═══ SOURCE DATA ═══
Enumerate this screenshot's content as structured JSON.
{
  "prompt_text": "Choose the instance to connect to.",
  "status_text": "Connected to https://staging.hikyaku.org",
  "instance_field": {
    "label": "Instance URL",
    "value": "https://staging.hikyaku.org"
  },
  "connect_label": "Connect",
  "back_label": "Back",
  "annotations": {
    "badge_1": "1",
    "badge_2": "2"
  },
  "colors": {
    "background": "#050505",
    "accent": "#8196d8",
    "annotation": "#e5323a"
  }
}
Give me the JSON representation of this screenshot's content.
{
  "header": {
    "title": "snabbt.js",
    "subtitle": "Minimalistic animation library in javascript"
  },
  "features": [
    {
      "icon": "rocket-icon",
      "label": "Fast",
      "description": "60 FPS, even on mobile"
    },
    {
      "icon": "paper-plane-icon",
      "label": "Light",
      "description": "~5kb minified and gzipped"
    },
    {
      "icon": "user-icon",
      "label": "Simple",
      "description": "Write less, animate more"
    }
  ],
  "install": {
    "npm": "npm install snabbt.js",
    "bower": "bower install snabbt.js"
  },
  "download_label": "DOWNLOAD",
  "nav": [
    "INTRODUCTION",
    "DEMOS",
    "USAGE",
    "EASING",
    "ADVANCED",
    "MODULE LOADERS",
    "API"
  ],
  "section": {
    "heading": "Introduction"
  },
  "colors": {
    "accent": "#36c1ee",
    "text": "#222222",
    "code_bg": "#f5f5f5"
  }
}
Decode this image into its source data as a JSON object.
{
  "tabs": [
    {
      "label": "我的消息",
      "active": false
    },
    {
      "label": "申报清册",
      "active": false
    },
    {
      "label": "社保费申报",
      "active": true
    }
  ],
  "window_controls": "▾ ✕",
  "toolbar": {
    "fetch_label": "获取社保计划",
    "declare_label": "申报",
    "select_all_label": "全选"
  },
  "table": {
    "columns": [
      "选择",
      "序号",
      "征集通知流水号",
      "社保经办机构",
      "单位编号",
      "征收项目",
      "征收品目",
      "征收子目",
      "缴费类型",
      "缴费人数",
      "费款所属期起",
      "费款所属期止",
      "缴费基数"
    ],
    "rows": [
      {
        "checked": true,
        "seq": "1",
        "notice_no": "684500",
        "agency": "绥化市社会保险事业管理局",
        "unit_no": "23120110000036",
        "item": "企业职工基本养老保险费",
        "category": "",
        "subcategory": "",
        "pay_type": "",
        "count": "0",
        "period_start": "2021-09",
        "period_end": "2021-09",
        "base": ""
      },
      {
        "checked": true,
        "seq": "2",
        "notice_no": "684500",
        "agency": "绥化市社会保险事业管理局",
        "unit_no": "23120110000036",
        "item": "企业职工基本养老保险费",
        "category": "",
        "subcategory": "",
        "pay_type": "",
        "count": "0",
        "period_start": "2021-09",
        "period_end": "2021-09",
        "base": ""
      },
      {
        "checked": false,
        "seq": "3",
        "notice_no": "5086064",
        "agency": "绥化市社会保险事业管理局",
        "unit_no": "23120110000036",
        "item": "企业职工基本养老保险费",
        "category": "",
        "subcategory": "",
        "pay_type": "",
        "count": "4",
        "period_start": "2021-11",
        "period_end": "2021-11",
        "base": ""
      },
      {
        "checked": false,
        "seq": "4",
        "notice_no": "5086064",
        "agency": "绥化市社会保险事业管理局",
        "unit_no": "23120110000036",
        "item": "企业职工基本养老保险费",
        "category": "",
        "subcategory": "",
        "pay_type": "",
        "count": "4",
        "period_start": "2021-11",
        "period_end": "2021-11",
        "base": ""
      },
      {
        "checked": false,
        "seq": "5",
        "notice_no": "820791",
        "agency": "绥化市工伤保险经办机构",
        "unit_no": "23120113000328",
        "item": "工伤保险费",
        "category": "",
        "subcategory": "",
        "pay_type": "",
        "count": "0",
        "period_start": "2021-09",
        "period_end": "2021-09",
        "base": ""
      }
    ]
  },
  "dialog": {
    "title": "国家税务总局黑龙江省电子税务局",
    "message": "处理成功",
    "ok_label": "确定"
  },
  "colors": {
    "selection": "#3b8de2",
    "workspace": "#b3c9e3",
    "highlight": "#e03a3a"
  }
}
═══
Using the data above, repeat every line exactly.

Enumerate this screenshot's content as structured JSON.
{
  "prompt_text": "Choose the instance to connect to.",
  "status_text": "Connected to https://staging.hikyaku.org",
  "instance_field": {
    "label": "Instance URL",
    "value": "https://staging.hikyaku.org"
  },
  "connect_label": "Connect",
  "back_label": "Back",
  "annotations": {
    "badge_1": "1",
    "badge_2": "2"
  },
  "colors": {
    "background": "#050505",
    "accent": "#8196d8",
    "annotation": "#e5323a"
  }
}
Give me the JSON representation of this screenshot's content.
{
  "header": {
    "title": "snabbt.js",
    "subtitle": "Minimalistic animation library in javascript"
  },
  "features": [
    {
      "icon": "rocket-icon",
      "label": "Fast",
      "description": "60 FPS, even on mobile"
    },
    {
      "icon": "paper-plane-icon",
      "label": "Light",
      "description": "~5kb minified and gzipped"
    },
    {
      "icon": "user-icon",
      "label": "Simple",
      "description": "Write less, animate more"
    }
  ],
  "install": {
    "npm": "npm install snabbt.js",
    "bower": "bower install snabbt.js"
  },
  "download_label": "DOWNLOAD",
  "nav": [
    "INTRODUCTION",
    "DEMOS",
    "USAGE",
    "EASING",
    "ADVANCED",
    "MODULE LOADERS",
    "API"
  ],
  "section": {
    "heading": "Introduction"
  },
  "colors": {
    "accent": "#36c1ee",
    "text": "#222222",
    "code_bg": "#f5f5f5"
  }
}
Decode this image into its source data as a JSON object.
{
  "tabs": [
    {
      "label": "我的消息",
      "active": false
    },
    {
      "label": "申报清册",
      "active": false
    },
    {
      "label": "社保费申报",
      "active": true
    }
  ],
  "window_controls": "▾ ✕",
  "toolbar": {
    "fetch_label": "获取社保计划",
    "declare_label": "申报",
    "select_all_label": "全选"
  },
  "table": {
    "columns": [
      "选择",
      "序号",
      "征集通知流水号",
      "社保经办机构",
      "单位编号",
      "征收项目",
      "征收品目",
      "征收子目",
      "缴费类型",
      "缴费人数",
      "费款所属期起",
      "费款所属期止",
      "缴费基数"
    ],
    "rows": [
      {
        "checked": true,
        "seq": "1",
        "notice_no": "684500",
        "agency": "绥化市社会保险事业管理局",
        "unit_no": "23120110000036",
        "item": "企业职工基本养老保险费",
        "category": "",
        "subcategory": "",
        "pay_type": "",
        "count": "0",
        "period_start": "2021-09",
        "period_end": "2021-09",
        "base": ""
      },
      {
        "checked": true,
        "seq": "2",
        "notice_no": "684500",
        "agency": "绥化市社会保险事业管理局",
        "unit_no": "23120110000036",
        "item": "企业职工基本养老保险费",
        "category": "",
        "subcategory": "",
        "pay_type": "",
        "count": "0",
        "period_start": "2021-09",
        "period_end": "2021-09",
        "base": ""
      },
      {
        "checked": false,
        "seq": "3",
        "notice_no": "5086064",
        "agency": "绥化市社会保险事业管理局",
        "unit_no": "23120110000036",
        "item": "企业职工基本养老保险费",
        "category": "",
        "subcategory": "",
        "pay_type": "",
        "count": "4",
        "period_start": "2021-11",
        "period_end": "2021-11",
        "base": ""
      },
      {
        "checked": false,
        "seq": "4",
        "notice_no": "5086064",
        "agency": "绥化市社会保险事业管理局",
        "unit_no": "23120110000036",
        "item": "企业职工基本养老保险费",
        "category": "",
        "subcategory": "",
        "pay_type": "",
        "count": "4",
        "period_start": "2021-11",
        "period_end": "2021-11",
        "base": ""
      },
      {
        "checked": false,
        "seq": "5",
        "notice_no": "820791",
        "agency": "绥化市工伤保险经办机构",
        "unit_no": "23120113000328",
        "item": "工伤保险费",
        "category": "",
        "subcategory": "",
        "pay_type": "",
        "count": "0",
        "period_start": "2021-09",
        "period_end": "2021-09",
        "base": ""
      }
    ]
  },
  "dialog": {
    "title": "国家税务总局黑龙江省电子税务局",
    "message": "处理成功",
    "ok_label": "确定"
  },
  "colors": {
    "selection": "#3b8de2",
    "workspace": "#b3c9e3",
    "highlight": "#e03a3a"
  }
}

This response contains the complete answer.